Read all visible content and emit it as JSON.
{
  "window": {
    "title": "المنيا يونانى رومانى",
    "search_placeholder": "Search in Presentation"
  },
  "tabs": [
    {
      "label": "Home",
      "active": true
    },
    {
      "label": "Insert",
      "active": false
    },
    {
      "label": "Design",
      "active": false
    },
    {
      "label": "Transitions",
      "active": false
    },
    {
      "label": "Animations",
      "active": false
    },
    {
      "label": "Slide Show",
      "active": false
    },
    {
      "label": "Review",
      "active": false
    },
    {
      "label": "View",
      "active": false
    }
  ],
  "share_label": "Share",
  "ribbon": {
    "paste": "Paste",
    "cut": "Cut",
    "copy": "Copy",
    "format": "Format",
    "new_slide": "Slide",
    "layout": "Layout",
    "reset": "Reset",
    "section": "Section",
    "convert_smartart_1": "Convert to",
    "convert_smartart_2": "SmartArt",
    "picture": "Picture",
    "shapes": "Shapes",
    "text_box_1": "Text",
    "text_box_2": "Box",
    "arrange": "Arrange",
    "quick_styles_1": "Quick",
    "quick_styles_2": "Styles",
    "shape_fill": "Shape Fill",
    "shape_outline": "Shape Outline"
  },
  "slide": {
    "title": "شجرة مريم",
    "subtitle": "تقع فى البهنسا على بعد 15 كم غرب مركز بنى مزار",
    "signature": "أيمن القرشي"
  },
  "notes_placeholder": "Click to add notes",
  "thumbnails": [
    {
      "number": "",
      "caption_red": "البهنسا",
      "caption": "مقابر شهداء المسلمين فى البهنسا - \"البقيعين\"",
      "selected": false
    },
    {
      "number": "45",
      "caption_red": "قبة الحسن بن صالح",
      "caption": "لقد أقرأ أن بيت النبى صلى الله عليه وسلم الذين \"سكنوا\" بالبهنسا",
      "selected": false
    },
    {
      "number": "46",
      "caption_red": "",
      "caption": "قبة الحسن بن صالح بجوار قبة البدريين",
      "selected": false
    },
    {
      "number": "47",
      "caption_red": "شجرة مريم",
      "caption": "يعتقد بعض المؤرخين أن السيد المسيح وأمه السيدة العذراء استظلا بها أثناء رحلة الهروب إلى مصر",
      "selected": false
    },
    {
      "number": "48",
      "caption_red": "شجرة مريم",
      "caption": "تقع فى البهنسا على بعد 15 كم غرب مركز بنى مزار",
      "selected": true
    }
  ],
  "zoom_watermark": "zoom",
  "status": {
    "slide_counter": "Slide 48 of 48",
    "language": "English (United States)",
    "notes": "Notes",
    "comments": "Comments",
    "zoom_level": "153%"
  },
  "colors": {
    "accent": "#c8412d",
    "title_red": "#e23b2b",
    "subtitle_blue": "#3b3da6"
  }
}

****************

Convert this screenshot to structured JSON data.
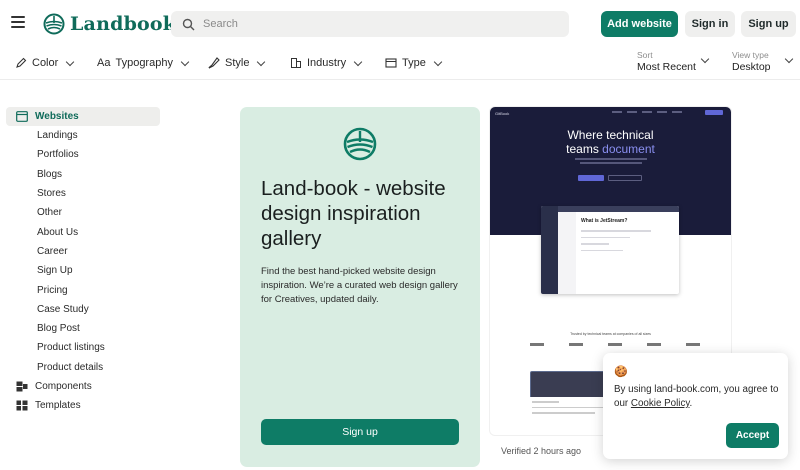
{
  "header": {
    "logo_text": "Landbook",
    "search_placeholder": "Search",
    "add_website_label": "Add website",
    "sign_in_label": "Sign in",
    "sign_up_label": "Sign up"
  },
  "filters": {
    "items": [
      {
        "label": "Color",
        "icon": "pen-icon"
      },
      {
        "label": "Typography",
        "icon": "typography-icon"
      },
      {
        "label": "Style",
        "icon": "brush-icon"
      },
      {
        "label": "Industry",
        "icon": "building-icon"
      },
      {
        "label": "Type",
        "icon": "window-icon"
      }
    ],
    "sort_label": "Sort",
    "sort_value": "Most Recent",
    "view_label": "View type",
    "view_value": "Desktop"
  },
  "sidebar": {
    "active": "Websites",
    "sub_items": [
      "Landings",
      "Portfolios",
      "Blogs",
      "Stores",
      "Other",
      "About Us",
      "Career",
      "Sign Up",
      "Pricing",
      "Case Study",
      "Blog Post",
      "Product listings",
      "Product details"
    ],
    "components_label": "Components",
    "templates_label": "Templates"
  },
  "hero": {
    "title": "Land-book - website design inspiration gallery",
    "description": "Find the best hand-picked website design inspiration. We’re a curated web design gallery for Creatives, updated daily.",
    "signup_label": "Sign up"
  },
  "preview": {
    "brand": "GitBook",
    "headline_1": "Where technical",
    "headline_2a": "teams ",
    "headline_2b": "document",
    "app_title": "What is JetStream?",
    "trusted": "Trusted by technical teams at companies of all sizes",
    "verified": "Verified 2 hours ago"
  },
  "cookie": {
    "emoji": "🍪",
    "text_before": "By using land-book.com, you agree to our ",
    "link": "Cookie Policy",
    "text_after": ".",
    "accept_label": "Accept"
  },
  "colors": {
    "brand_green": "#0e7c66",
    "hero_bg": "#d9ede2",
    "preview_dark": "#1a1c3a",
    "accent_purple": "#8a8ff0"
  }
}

****************

Problem details: Show every line in the entries where the string "JSON" occurs.

Output of the task:
Read all visible content and emit it as JSON.
Convert this screenshot to structured JSON data.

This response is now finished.